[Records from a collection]
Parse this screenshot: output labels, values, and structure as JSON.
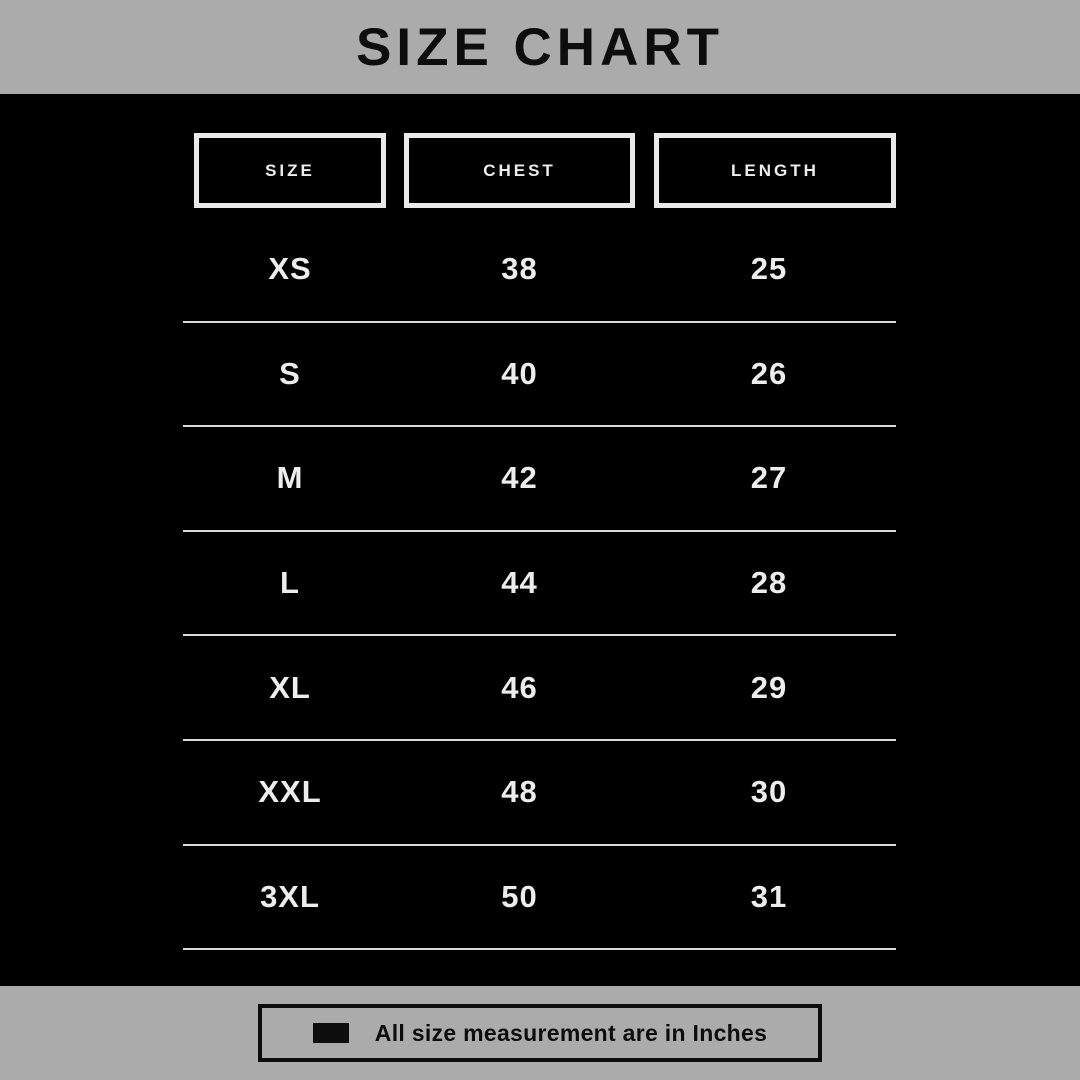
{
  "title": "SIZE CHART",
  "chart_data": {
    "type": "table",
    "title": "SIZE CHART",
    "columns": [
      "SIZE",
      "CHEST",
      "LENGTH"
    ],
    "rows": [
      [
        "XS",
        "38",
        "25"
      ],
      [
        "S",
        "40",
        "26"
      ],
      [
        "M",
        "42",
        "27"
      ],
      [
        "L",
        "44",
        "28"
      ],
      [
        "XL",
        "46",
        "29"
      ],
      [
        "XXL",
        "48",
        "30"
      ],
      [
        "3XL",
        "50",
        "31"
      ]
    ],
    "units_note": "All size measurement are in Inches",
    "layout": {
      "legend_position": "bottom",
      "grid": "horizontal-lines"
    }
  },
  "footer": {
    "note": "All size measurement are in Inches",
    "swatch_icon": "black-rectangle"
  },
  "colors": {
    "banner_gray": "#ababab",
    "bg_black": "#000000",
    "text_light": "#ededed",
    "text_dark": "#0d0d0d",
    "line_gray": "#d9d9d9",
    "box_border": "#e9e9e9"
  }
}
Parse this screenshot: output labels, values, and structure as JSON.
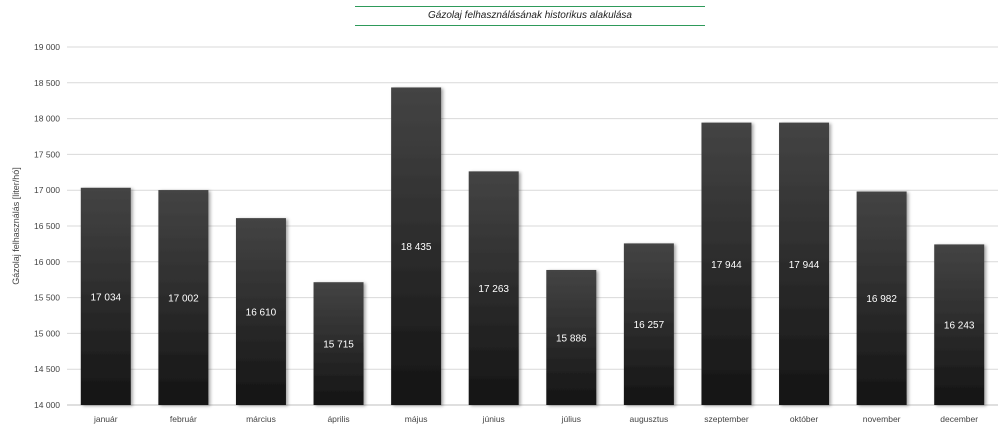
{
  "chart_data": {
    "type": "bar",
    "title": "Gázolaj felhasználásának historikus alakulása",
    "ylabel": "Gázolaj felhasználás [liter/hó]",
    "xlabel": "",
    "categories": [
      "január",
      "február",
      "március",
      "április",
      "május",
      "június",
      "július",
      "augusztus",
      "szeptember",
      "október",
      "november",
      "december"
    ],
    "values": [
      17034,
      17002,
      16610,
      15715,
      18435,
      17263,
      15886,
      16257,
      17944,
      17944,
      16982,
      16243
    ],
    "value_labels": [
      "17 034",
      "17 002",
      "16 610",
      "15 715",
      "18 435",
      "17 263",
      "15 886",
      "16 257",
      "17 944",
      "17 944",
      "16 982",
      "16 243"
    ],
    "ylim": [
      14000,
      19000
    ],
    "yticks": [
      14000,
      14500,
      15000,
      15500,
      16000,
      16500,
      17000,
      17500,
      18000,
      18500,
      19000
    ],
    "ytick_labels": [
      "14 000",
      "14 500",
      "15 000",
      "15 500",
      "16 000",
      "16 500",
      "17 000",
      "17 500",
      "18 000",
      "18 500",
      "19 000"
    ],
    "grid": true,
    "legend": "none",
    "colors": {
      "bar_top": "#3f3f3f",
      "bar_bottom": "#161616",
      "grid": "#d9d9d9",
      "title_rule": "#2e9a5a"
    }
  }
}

Prompt.
Filter out all lines lacking the word "Gázolaj" and copy the rest.

Answer.
    "title": "Gázolaj felhasználásának historikus alakulása",
    "ylabel": "Gázolaj felhasználás [liter/hó]",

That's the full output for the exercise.